__STATED EXERCISE__: Please print all of the material below, word for word.

*** INFORMATION PROVIDED ***

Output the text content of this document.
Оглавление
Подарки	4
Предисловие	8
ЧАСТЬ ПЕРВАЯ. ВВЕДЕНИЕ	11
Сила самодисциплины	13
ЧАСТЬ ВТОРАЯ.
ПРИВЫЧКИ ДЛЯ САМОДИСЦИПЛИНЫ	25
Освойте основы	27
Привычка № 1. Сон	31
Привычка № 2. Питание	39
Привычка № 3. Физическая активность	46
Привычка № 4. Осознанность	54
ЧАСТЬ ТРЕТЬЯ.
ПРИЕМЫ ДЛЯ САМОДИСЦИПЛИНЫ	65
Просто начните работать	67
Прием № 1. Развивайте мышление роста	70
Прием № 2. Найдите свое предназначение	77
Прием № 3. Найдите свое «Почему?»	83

***

__SOLUTION TO THIS TASK__:
Output the text content of this document.
Оглавление
Подарки	4
Предисловие	8
ЧАСТЬ ПЕРВАЯ. ВВЕДЕНИЕ	11
Сила самодисциплины	13
ЧАСТЬ ВТОРАЯ.
ПРИВЫЧКИ ДЛЯ САМОДИСЦИПЛИНЫ	25
Освойте основы	27
Привычка № 1. Сон	31
Привычка № 2. Питание	39
Привычка № 3. Физическая активность	46
Привычка № 4. Осознанность	54
ЧАСТЬ ТРЕТЬЯ.
ПРИЕМЫ ДЛЯ САМОДИСЦИПЛИНЫ	65
Просто начните работать	67
Прием № 1. Развивайте мышление роста	70
Прием № 2. Найдите свое предназначение	77
Прием № 3. Найдите свое «Почему?»	83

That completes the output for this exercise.